[Stored dataset items]
※
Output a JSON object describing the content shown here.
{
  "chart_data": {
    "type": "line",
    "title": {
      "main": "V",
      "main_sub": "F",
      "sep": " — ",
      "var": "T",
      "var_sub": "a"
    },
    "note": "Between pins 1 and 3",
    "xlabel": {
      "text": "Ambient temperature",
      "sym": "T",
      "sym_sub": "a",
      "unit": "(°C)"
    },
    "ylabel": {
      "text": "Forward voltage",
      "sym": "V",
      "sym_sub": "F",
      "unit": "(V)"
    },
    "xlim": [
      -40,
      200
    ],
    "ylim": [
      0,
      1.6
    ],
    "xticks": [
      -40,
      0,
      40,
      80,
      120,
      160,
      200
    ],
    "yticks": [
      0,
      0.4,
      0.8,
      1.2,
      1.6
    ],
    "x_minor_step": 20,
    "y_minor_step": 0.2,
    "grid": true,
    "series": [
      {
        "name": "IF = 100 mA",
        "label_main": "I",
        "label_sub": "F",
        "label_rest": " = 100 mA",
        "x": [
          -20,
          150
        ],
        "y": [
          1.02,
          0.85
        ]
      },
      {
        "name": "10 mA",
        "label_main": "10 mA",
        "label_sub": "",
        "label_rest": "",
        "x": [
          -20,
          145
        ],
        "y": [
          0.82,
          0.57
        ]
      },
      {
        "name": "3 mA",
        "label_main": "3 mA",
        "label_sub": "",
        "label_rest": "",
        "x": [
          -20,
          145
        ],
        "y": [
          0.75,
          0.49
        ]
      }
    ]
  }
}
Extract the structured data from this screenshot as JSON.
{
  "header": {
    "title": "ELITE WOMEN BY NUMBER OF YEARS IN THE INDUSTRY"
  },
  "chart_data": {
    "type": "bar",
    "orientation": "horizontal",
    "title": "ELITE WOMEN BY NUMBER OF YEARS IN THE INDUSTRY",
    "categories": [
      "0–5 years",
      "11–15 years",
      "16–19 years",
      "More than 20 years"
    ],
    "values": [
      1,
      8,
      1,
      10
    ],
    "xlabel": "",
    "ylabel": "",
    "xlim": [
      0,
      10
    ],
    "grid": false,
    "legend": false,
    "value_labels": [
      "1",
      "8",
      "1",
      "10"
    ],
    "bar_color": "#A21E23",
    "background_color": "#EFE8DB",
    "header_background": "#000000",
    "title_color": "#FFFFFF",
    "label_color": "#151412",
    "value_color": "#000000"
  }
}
※
What is needed: Give the count of lines holding the word "text", with no other words.

Task result: 2